## Start Supplied data

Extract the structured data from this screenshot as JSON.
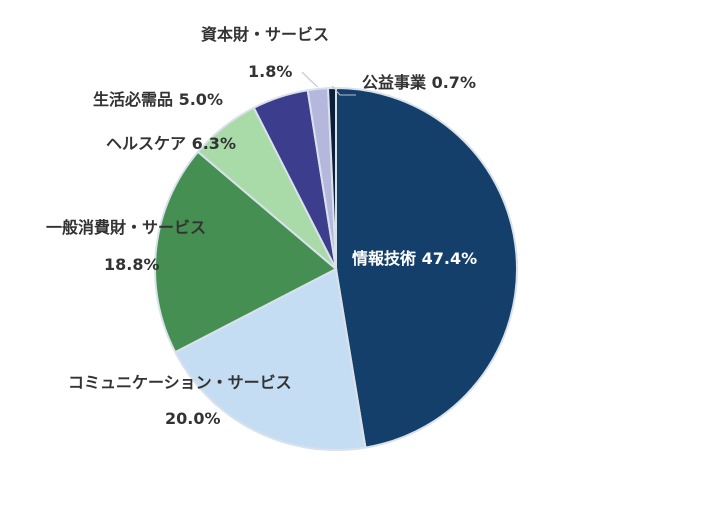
{
  "chart_data": {
    "type": "pie",
    "start": "12 o'clock, clockwise",
    "slices": [
      {
        "label": "情報技術",
        "value": 47.4,
        "value_label": "47.4%",
        "color": "#153f6b"
      },
      {
        "label": "コミュニケーション・サービス",
        "value": 20.0,
        "value_label": "20.0%",
        "color": "#c5ddf3"
      },
      {
        "label": "一般消費財・サービス",
        "value": 18.8,
        "value_label": "18.8%",
        "color": "#458f52"
      },
      {
        "label": "ヘルスケア",
        "value": 6.3,
        "value_label": "6.3%",
        "color": "#a9dba8"
      },
      {
        "label": "生活必需品",
        "value": 5.0,
        "value_label": "5.0%",
        "color": "#3c3d8d"
      },
      {
        "label": "資本財・サービス",
        "value": 1.8,
        "value_label": "1.8%",
        "color": "#b5b7dd"
      },
      {
        "label": "公益事業",
        "value": 0.7,
        "value_label": "0.7%",
        "color": "#0c1f38"
      }
    ]
  }
}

## End Supplied data

=== Exercise brief ===
Copy every line of the records above that contains "サービス".

=== Exercise solution ===
        "label": "コミュニケーション・サービス",
        "label": "一般消費財・サービス",
        "label": "資本財・サービス",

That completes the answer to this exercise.